What lines of the data hold the string "System"? Pull each one out.

(Dataset records)
>> begin

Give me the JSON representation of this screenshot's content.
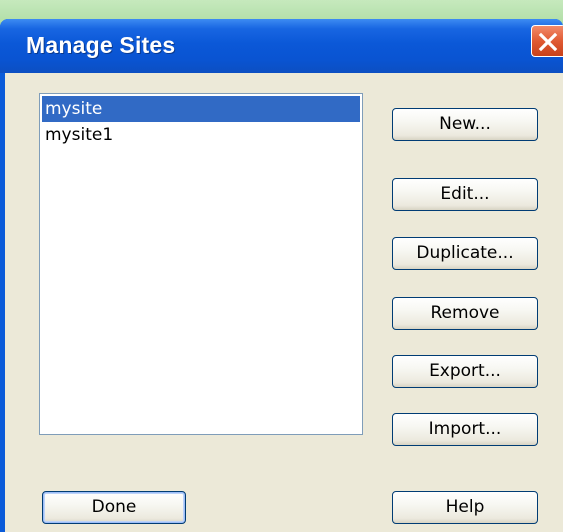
{
  "window": {
    "title": "Manage Sites"
  },
  "icons": {
    "close": "close-icon"
  },
  "sites": {
    "items": [
      {
        "label": "mysite",
        "selected": true
      },
      {
        "label": "mysite1",
        "selected": false
      }
    ]
  },
  "buttons": {
    "new": "New...",
    "edit": "Edit...",
    "duplicate": "Duplicate...",
    "remove": "Remove",
    "export": "Export...",
    "import": "Import...",
    "done": "Done",
    "help": "Help"
  },
  "colors": {
    "titlebar": "#0a54d2",
    "selection": "#316ac5",
    "dialog_bg": "#ece9d8",
    "close_button": "#e05a33"
  }
}
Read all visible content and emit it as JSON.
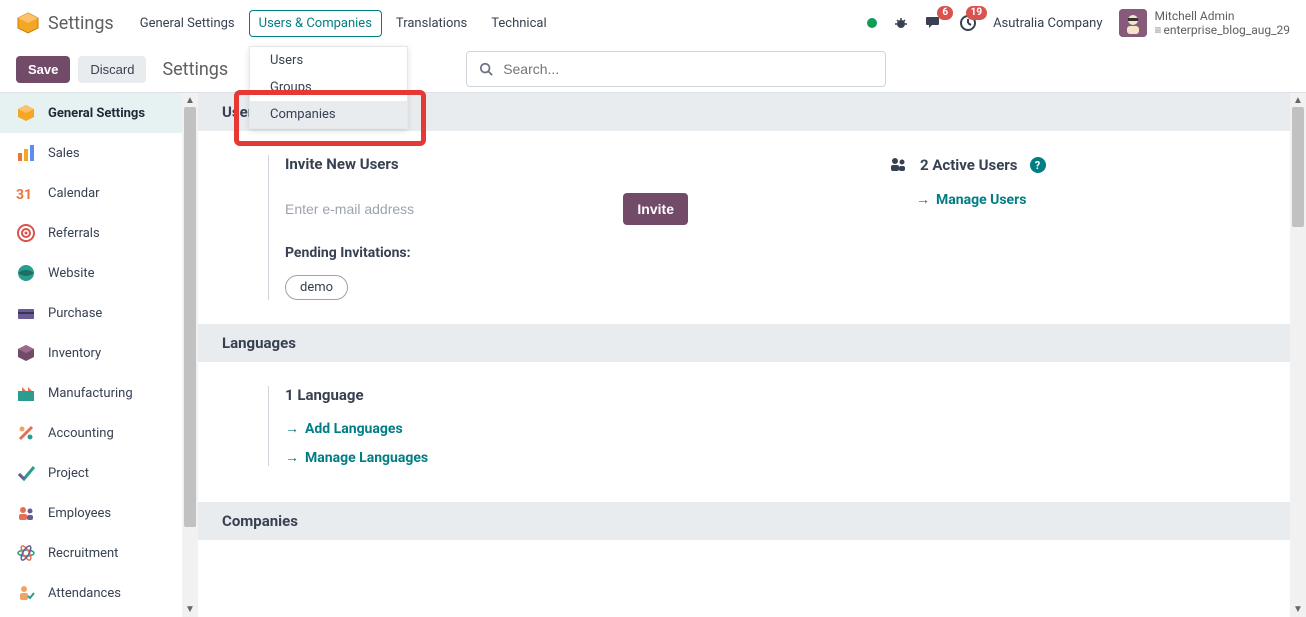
{
  "header": {
    "app_title": "Settings",
    "menus": [
      "General Settings",
      "Users & Companies",
      "Translations",
      "Technical"
    ],
    "chat_badge": "6",
    "activity_badge": "19",
    "company": "Asutralia Company",
    "user_name": "Mitchell Admin",
    "db_name": "enterprise_blog_aug_29"
  },
  "dropdown": {
    "items": [
      "Users",
      "Groups",
      "Companies"
    ]
  },
  "actions": {
    "save": "Save",
    "discard": "Discard",
    "page_title": "Settings",
    "search_placeholder": "Search..."
  },
  "sidebar": {
    "items": [
      {
        "label": "General Settings"
      },
      {
        "label": "Sales"
      },
      {
        "label": "Calendar"
      },
      {
        "label": "Referrals"
      },
      {
        "label": "Website"
      },
      {
        "label": "Purchase"
      },
      {
        "label": "Inventory"
      },
      {
        "label": "Manufacturing"
      },
      {
        "label": "Accounting"
      },
      {
        "label": "Project"
      },
      {
        "label": "Employees"
      },
      {
        "label": "Recruitment"
      },
      {
        "label": "Attendances"
      }
    ]
  },
  "sections": {
    "users": {
      "title": "Users",
      "invite_title": "Invite New Users",
      "email_placeholder": "Enter e-mail address",
      "invite_btn": "Invite",
      "pending_label": "Pending Invitations:",
      "pending_tag": "demo",
      "active_users": "2 Active Users",
      "manage_users": "Manage Users"
    },
    "languages": {
      "title": "Languages",
      "count": "1 Language",
      "add": "Add Languages",
      "manage": "Manage Languages"
    },
    "companies": {
      "title": "Companies"
    }
  }
}
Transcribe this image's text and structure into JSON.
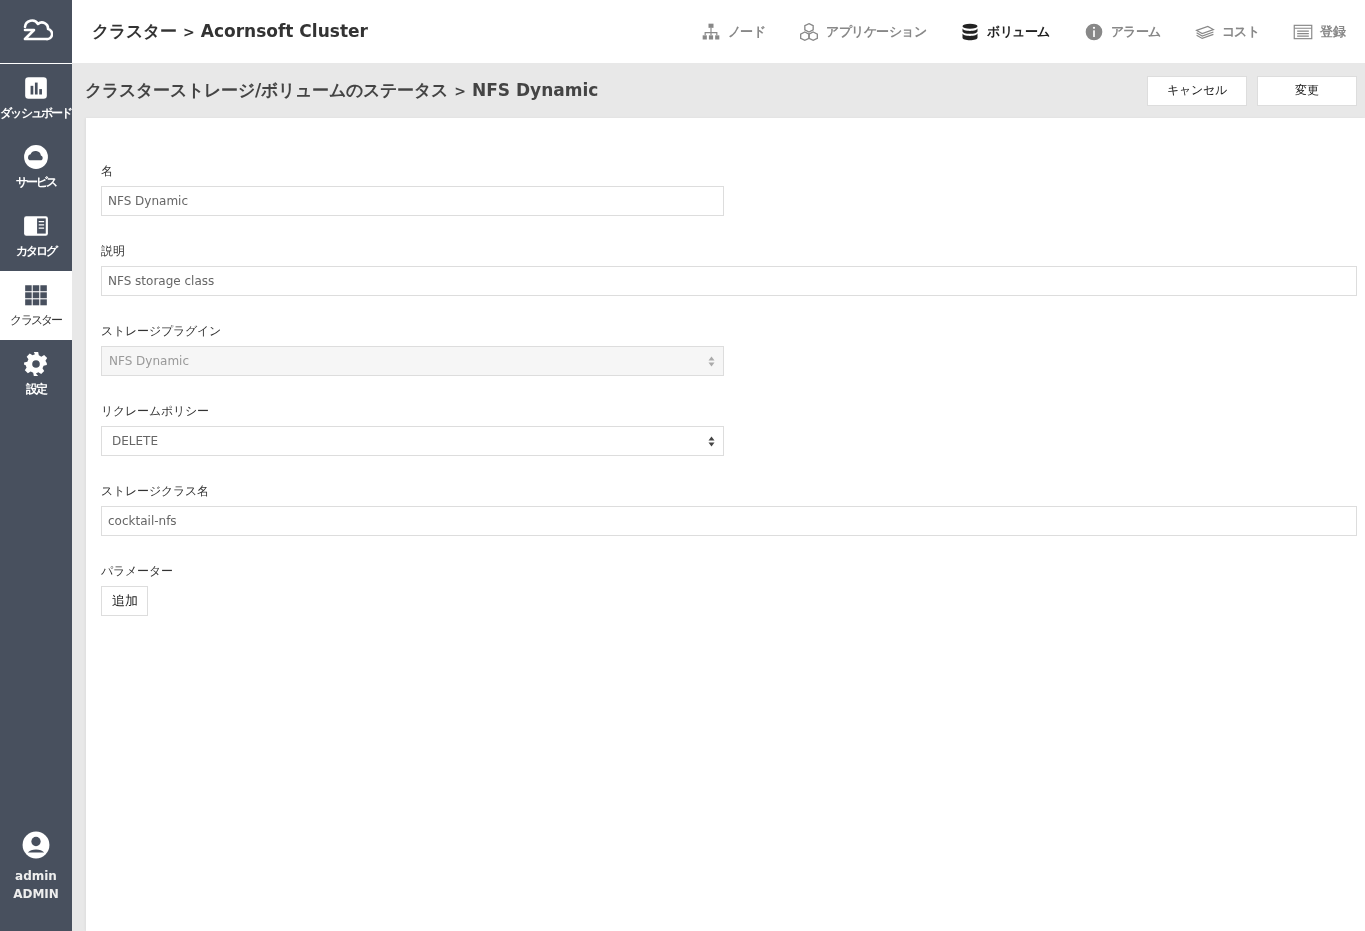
{
  "sidebar": {
    "items": [
      {
        "label": "ダッシュボード",
        "selected": false
      },
      {
        "label": "サービス",
        "selected": false
      },
      {
        "label": "カタログ",
        "selected": false
      },
      {
        "label": "クラスター",
        "selected": true
      },
      {
        "label": "設定",
        "selected": false
      }
    ],
    "user": {
      "name": "admin",
      "role": "ADMIN"
    }
  },
  "header": {
    "breadcrumb": [
      "クラスター",
      ">",
      "Acornsoft Cluster"
    ],
    "nav": [
      {
        "label": "ノード",
        "selected": false
      },
      {
        "label": "アプリケーション",
        "selected": false
      },
      {
        "label": "ボリューム",
        "selected": true
      },
      {
        "label": "アラーム",
        "selected": false
      },
      {
        "label": "コスト",
        "selected": false
      },
      {
        "label": "登録",
        "selected": false
      }
    ]
  },
  "page": {
    "title": [
      "クラスターストレージ/ボリュームのステータス",
      ">",
      "NFS Dynamic"
    ],
    "buttons": [
      "キャンセル",
      "変更"
    ]
  },
  "form": {
    "fields": [
      {
        "label": "名",
        "kind": "text",
        "wide": false,
        "disabled": false,
        "value": "NFS Dynamic"
      },
      {
        "label": "説明",
        "kind": "text",
        "wide": true,
        "disabled": false,
        "value": "NFS storage class"
      },
      {
        "label": "ストレージプラグイン",
        "kind": "select",
        "wide": false,
        "disabled": true,
        "value": "NFS Dynamic"
      },
      {
        "label": "リクレームポリシー",
        "kind": "select",
        "wide": false,
        "disabled": false,
        "value": "DELETE"
      },
      {
        "label": "ストレージクラス名",
        "kind": "text",
        "wide": true,
        "disabled": false,
        "value": "cocktail-nfs"
      }
    ],
    "parameters": {
      "label": "パラメーター",
      "button": "追加"
    }
  }
}
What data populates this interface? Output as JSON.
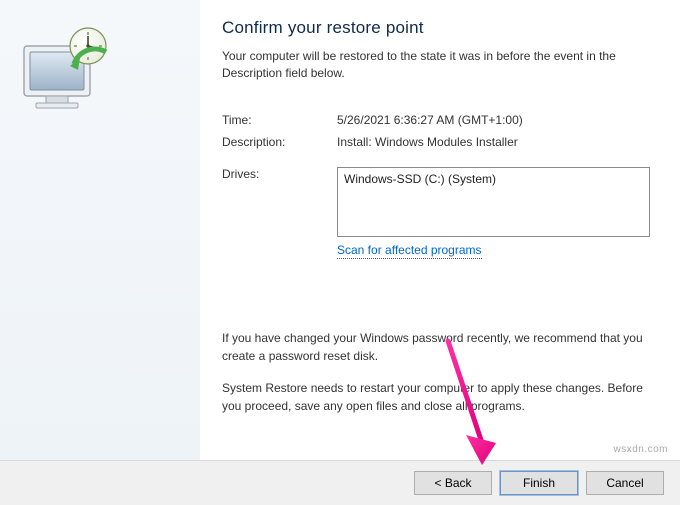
{
  "header": {
    "title": "Confirm your restore point",
    "subtitle": "Your computer will be restored to the state it was in before the event in the Description field below."
  },
  "info": {
    "time_label": "Time:",
    "time_value": "5/26/2021 6:36:27 AM (GMT+1:00)",
    "desc_label": "Description:",
    "desc_value": "Install: Windows Modules Installer",
    "drives_label": "Drives:",
    "drives_value": "Windows-SSD (C:) (System)"
  },
  "scan_link": "Scan for affected programs",
  "notes": {
    "p1": "If you have changed your Windows password recently, we recommend that you create a password reset disk.",
    "p2": "System Restore needs to restart your computer to apply these changes. Before you proceed, save any open files and close all programs."
  },
  "buttons": {
    "back": "< Back",
    "finish": "Finish",
    "cancel": "Cancel"
  },
  "watermark": "wsxdn.com"
}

>> end

◆ Worked answer:
    "drives_value": "Windows-SSD (C:) (System)"
    "p2": "System Restore needs to restart your computer to apply these changes. Before you proceed, save any open files and close all programs."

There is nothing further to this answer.